■ **What you will do**
Quote the listing below in its entirety, omitting every image.

[Data items]

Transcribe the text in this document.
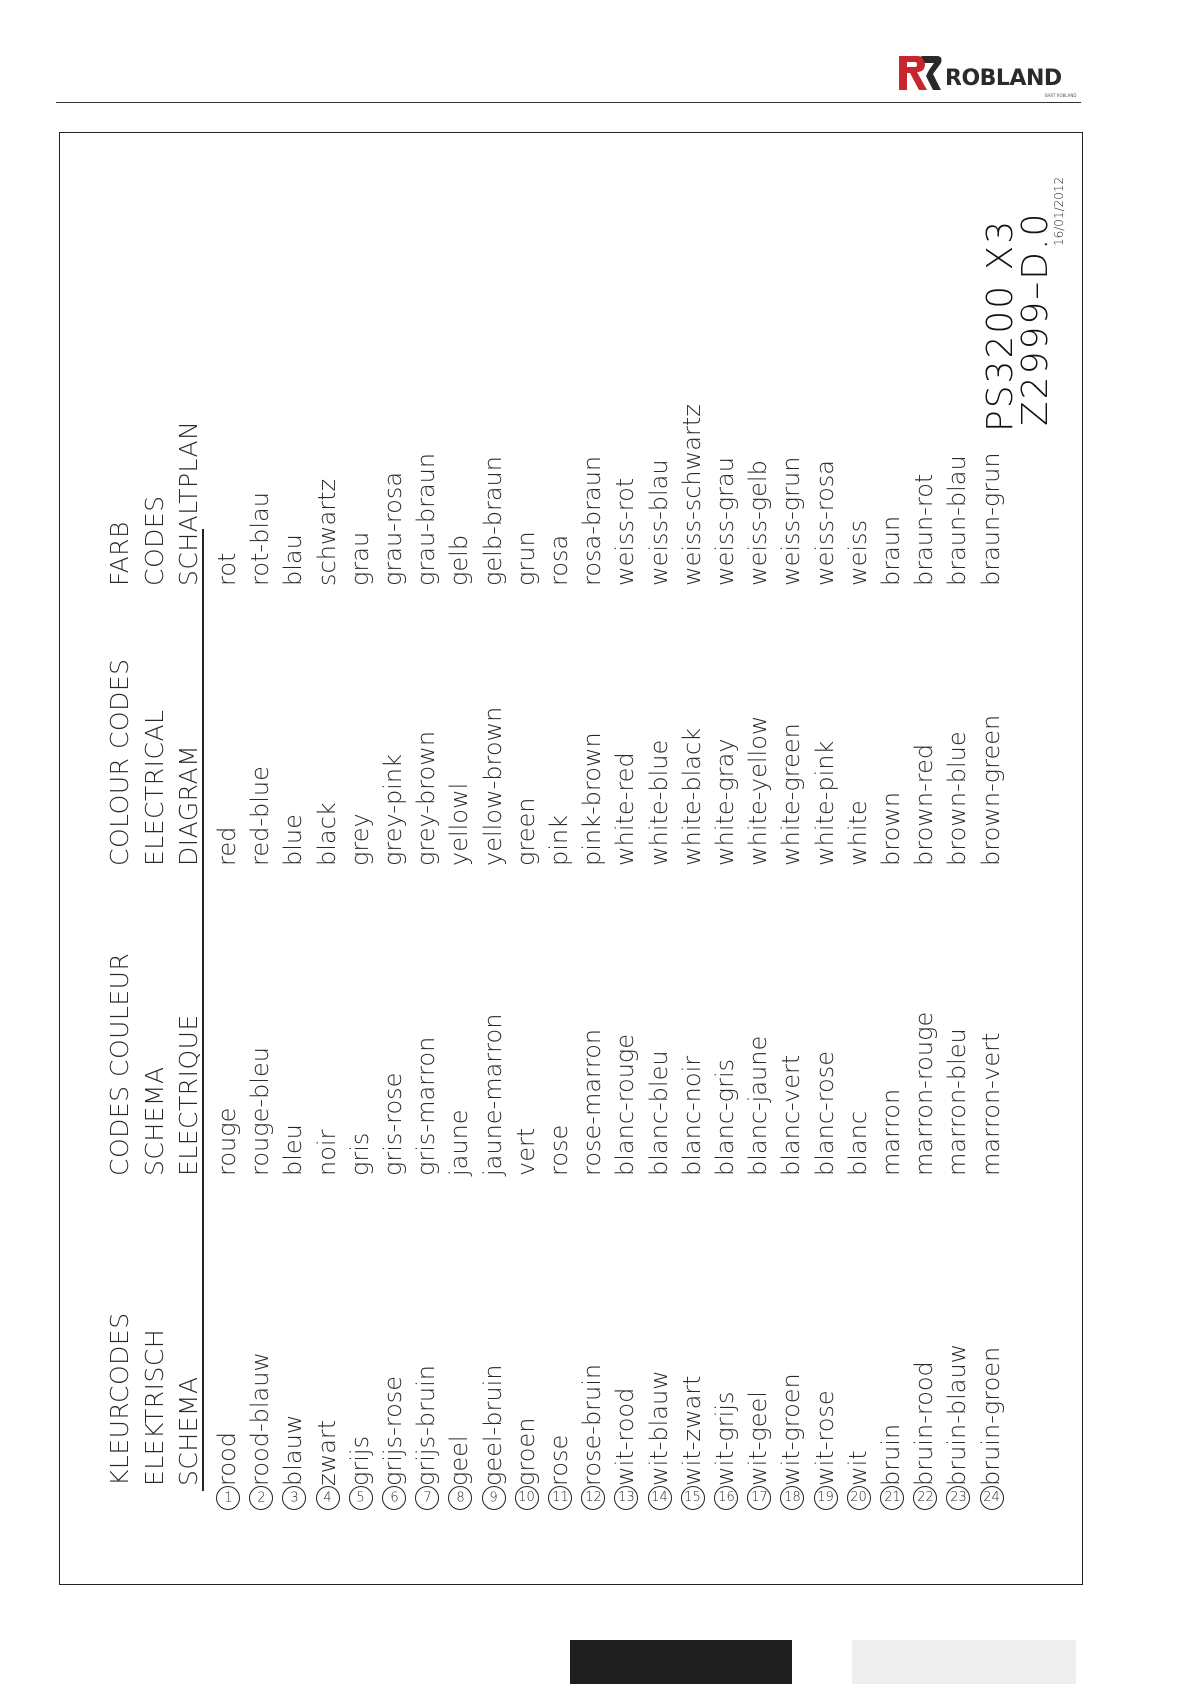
ROBLAND
BART ROBLAND
PS3200 X3
Z2999–D.0
16/01/2012
KLEURCODES ELEKTRISCH SCHEMA
CODES COULEUR SCHEMA ELECTRIQUE
COLOUR CODES ELECTRICAL DIAGRAM
FARB CODES SCHALTPLAN
1
rood
rouge
red
rot
2
rood-blauw
rouge-bleu
red-blue
rot-blau
3
blauw
bleu
blue
blau
4
zwart
noir
black
schwartz
5
grijs
gris
grey
grau
6
grijs-rose
gris-rose
grey-pink
grau-rosa
7
grijs-bruin
gris-marron
grey-brown
grau-braun
8
geel
jaune
yellowl
gelb
9
geel-bruin
jaune-marron
yellow-brown
gelb-braun
10
groen
vert
green
grun
11
rose
rose
pink
rosa
12
rose-bruin
rose-marron
pink-brown
rosa-braun
13
wit-rood
blanc-rouge
white-red
weiss-rot
14
wit-blauw
blanc-bleu
white-blue
weiss-blau
15
wit-zwart
blanc-noir
white-black
weiss-schwartz
16
wit-grijs
blanc-gris
white-gray
weiss-grau
17
wit-geel
blanc-jaune
white-yellow
weiss-gelb
18
wit-groen
blanc-vert
white-green
weiss-grun
19
wit-rose
blanc-rose
white-pink
weiss-rosa
20
wit
blanc
white
weiss
21
bruin
marron
brown
braun
22
bruin-rood
marron-rouge
brown-red
braun-rot
23
bruin-blauw
marron-bleu
brown-blue
braun-blau
24
bruin-groen
marron-vert
brown-green
braun-grun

■ **Answer**
Transcribe the text in this document.
ROBLAND
BART ROBLAND
PS3200 X3
Z2999–D.0
16/01/2012
KLEURCODES ELEKTRISCH SCHEMA
CODES COULEUR SCHEMA ELECTRIQUE
COLOUR CODES ELECTRICAL DIAGRAM
FARB CODES SCHALTPLAN
1
rood
rouge
red
rot
2
rood-blauw
rouge-bleu
red-blue
rot-blau
3
blauw
bleu
blue
blau
4
zwart
noir
black
schwartz
5
grijs
gris
grey
grau
6
grijs-rose
gris-rose
grey-pink
grau-rosa
7
grijs-bruin
gris-marron
grey-brown
grau-braun
8
geel
jaune
yellowl
gelb
9
geel-bruin
jaune-marron
yellow-brown
gelb-braun
10
groen
vert
green
grun
11
rose
rose
pink
rosa
12
rose-bruin
rose-marron
pink-brown
rosa-braun
13
wit-rood
blanc-rouge
white-red
weiss-rot
14
wit-blauw
blanc-bleu
white-blue
weiss-blau
15
wit-zwart
blanc-noir
white-black
weiss-schwartz
16
wit-grijs
blanc-gris
white-gray
weiss-grau
17
wit-geel
blanc-jaune
white-yellow
weiss-gelb
18
wit-groen
blanc-vert
white-green
weiss-grun
19
wit-rose
blanc-rose
white-pink
weiss-rosa
20
wit
blanc
white
weiss
21
bruin
marron
brown
braun
22
bruin-rood
marron-rouge
brown-red
braun-rot
23
bruin-blauw
marron-bleu
brown-blue
braun-blau
24
bruin-groen
marron-vert
brown-green
braun-grun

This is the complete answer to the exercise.